• **Saved entries**:
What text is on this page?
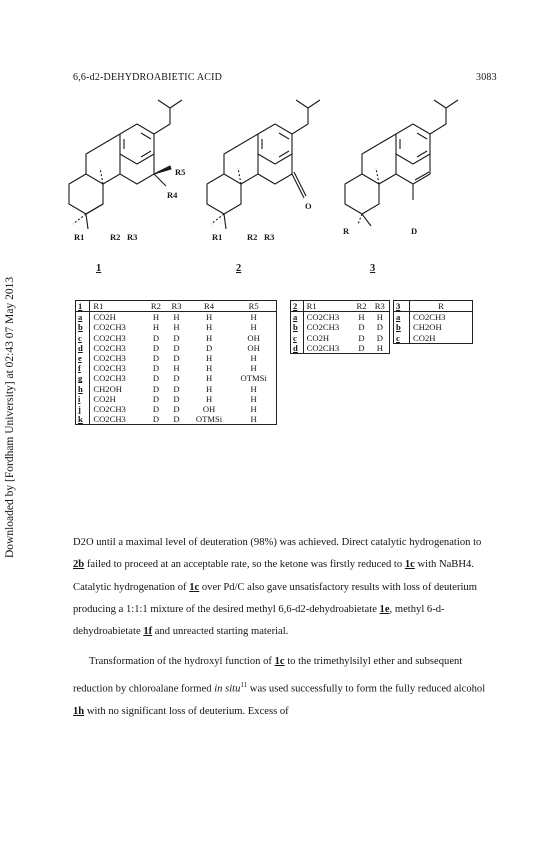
6,6-d2-DEHYDROABIETIC ACID	3083
Downloaded by [Fordham University] at 02:43 07 May 2013
R5
R4
R1	R2 R3
O
R1	R2 R3
R	D
1	2	3
1	R1	R2	R3	R4	R5
a	CO2H	H	H	H	H
b	CO2CH3	H	H	H	H
c	CO2CH3	D	D	H	OH
d	CO2CH3	D	D	D	OH
e	CO2CH3	D	D	H	H
f	CO2CH3	D	H	H	H
g	CO2CH3	D	D	H	OTMSi
h	CH2OH	D	D	H	H
i	CO2H	D	D	H	H
j	CO2CH3	D	D	OH	H
k	CO2CH3	D	D	OTMSi	H
2	R1	R2	R3
a	CO2CH3	H	H
b	CO2CH3	D	D
c	CO2H	D	D
d	CO2CH3	D	H
3	R
a	CO2CH3
b	CH2OH
c	CO2H

D2O until a maximal level of deuteration (98%) was achieved. Direct catalytic hydrogenation to 2b failed to proceed at an acceptable rate, so the ketone was firstly reduced to 1c with NaBH4. Catalytic hydrogenation of 1c over Pd/C also gave unsatisfactory results with loss of deuterium producing a 1:1:1 mixture of the desired methyl 6,6-d2-dehydroabietate 1e, methyl 6-d-dehydroabietate 1f and unreacted starting material.

Transformation of the hydroxyl function of 1c to the trimethylsilyl ether and subsequent reduction by chloroalane formed in situ$^{11}$ was used successfully to form the fully reduced alcohol 1h with no significant loss of deuterium. Excess of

• **WHAT THIS TASK INVOLVES**: Using the listing above, locate the lines that hold "with" and copy each one.

• **THE REPLY**:
D2O until a maximal level of deuteration (98%) was achieved. Direct catalytic hydrogenation to 2b failed to proceed at an acceptable rate, so the ketone was firstly reduced to 1c with NaBH4. Catalytic hydrogenation of 1c over Pd/C also gave unsatisfactory results with loss of deuterium producing a 1:1:1 mixture of the desired methyl 6,6-d2-dehydroabietate 1e, methyl 6-d-dehydroabietate 1f and unreacted starting material.
Transformation of the hydroxyl function of 1c to the trimethylsilyl ether and subsequent reduction by chloroalane formed in situ$^{11}$ was used successfully to form the fully reduced alcohol 1h with no significant loss of deuterium. Excess of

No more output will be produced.